Layout-Koordinatendaten:
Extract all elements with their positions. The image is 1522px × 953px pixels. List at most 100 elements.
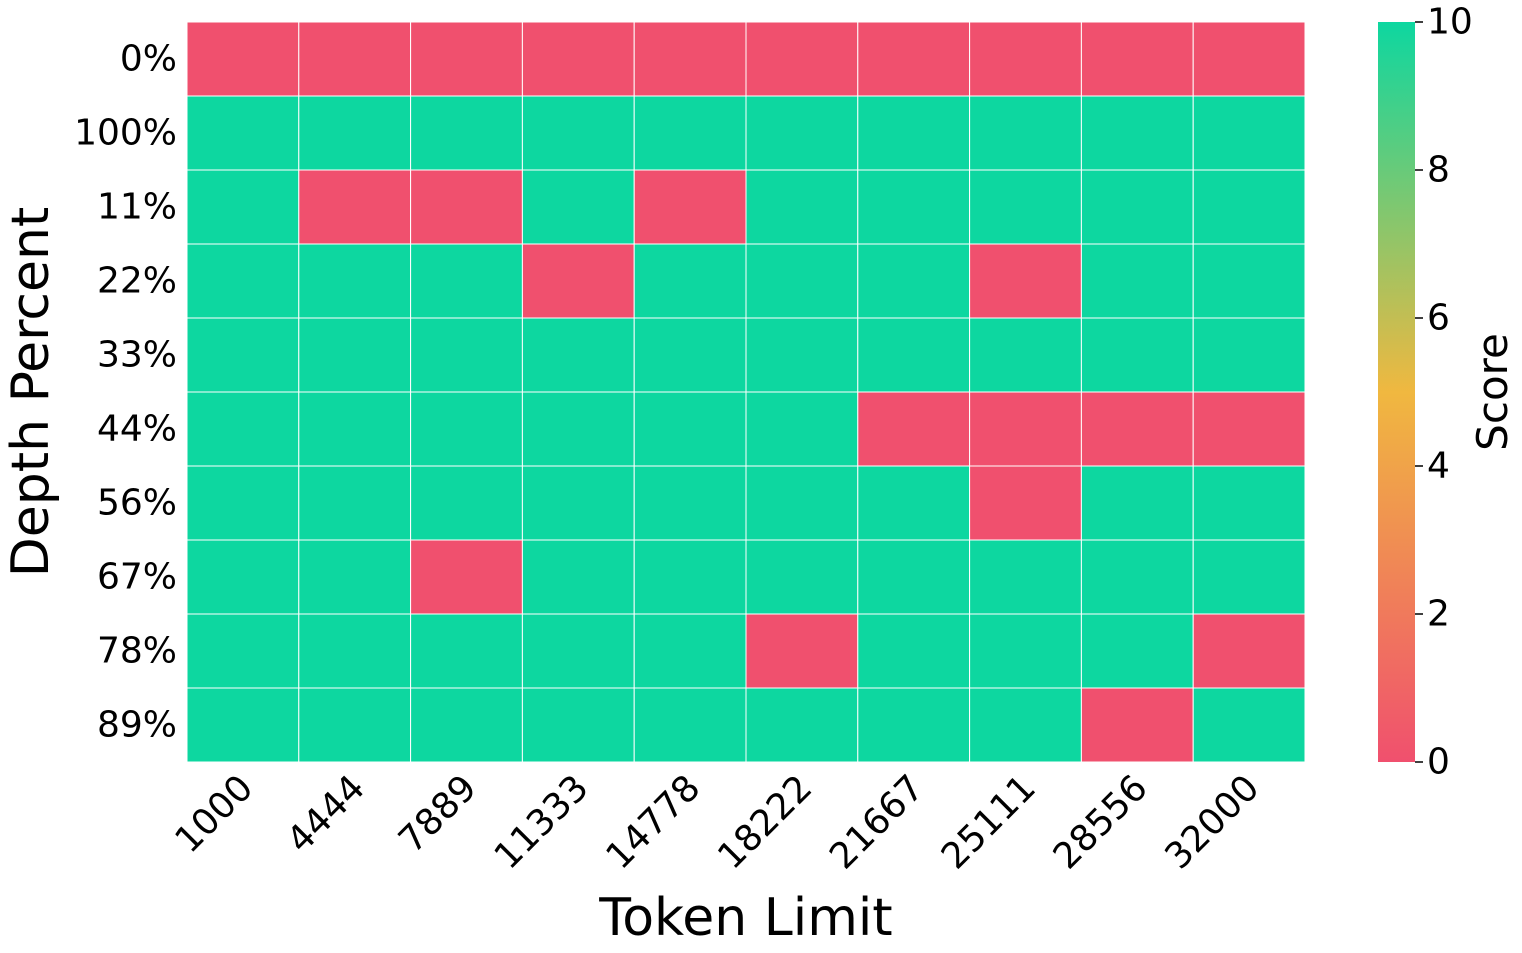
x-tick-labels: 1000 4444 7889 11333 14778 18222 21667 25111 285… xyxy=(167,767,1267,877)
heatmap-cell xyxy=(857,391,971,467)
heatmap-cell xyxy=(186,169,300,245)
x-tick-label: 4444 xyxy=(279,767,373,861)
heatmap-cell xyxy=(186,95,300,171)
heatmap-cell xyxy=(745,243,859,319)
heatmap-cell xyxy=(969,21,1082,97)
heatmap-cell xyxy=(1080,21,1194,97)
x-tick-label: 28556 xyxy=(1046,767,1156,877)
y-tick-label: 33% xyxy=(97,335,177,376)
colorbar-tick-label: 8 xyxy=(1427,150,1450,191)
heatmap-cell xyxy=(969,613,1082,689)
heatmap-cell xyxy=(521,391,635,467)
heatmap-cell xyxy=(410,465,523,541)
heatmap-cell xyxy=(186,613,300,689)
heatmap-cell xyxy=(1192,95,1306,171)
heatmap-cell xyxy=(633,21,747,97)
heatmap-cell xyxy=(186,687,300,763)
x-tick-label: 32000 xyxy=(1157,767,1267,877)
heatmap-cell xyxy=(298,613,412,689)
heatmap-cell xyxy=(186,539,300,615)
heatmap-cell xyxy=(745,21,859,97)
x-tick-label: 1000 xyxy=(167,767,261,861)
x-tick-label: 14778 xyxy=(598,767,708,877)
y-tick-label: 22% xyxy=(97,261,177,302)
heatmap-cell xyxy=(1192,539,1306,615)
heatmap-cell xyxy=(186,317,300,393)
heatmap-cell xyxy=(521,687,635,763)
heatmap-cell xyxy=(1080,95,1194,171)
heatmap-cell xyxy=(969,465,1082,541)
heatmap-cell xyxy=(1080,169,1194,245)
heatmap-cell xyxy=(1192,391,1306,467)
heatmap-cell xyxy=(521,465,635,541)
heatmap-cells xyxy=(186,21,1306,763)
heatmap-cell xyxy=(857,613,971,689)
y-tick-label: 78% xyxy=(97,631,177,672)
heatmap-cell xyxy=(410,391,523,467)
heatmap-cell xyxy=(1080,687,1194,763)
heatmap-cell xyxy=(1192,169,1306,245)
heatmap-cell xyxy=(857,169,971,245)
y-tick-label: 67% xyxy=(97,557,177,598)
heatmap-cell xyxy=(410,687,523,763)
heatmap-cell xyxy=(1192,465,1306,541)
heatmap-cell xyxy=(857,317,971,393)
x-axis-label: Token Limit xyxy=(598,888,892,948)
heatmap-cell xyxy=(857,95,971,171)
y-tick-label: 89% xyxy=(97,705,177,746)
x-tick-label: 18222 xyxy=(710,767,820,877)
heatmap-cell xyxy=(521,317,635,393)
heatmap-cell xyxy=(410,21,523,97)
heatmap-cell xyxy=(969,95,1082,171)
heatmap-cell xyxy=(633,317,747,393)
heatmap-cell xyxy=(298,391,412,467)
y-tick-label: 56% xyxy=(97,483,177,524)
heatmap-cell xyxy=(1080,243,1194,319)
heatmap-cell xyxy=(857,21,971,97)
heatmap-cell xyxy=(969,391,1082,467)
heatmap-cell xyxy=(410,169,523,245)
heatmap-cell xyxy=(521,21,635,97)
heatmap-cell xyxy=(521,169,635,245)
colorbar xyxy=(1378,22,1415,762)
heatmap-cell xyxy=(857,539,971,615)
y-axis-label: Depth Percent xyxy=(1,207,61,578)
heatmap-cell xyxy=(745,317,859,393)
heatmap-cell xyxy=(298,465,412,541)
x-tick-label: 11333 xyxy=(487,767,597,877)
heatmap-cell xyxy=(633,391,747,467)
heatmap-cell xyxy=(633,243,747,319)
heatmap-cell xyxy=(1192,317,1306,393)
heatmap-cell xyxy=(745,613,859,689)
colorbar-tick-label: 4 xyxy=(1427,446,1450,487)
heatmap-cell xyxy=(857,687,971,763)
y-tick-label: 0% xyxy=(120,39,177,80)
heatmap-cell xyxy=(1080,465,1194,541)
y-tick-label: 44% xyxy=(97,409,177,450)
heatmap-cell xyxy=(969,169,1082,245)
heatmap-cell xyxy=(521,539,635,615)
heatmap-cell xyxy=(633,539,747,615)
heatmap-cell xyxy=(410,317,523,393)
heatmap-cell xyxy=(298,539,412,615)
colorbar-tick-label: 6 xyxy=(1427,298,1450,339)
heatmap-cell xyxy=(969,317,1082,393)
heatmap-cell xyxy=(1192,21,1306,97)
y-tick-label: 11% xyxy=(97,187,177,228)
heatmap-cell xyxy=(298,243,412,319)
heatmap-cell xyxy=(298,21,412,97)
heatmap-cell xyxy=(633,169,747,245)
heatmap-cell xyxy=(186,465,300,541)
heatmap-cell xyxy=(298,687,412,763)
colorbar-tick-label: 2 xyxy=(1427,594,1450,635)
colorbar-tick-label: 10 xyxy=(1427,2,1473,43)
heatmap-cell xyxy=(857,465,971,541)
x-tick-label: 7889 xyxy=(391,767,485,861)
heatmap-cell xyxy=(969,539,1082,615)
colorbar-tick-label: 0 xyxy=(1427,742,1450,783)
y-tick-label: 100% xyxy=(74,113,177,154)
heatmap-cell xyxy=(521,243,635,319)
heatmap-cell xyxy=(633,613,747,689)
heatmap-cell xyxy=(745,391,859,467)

Schriftliche Aufgabe:
Filtern Sie die Layout-Koordinatendaten oben nach allen Zeilen, die die Zeichenfolge „colorbar“ enthalten. Schreiben Sie jede dieser Zeilen ab.

Lösung zur Übung:
colorbar-tick-label: 8 xyxy=(1427,150,1450,191)
colorbar xyxy=(1378,22,1415,762)
colorbar-tick-label: 4 xyxy=(1427,446,1450,487)
colorbar-tick-label: 6 xyxy=(1427,298,1450,339)
colorbar-tick-label: 2 xyxy=(1427,594,1450,635)
colorbar-tick-label: 10 xyxy=(1427,2,1473,43)
colorbar-tick-label: 0 xyxy=(1427,742,1450,783)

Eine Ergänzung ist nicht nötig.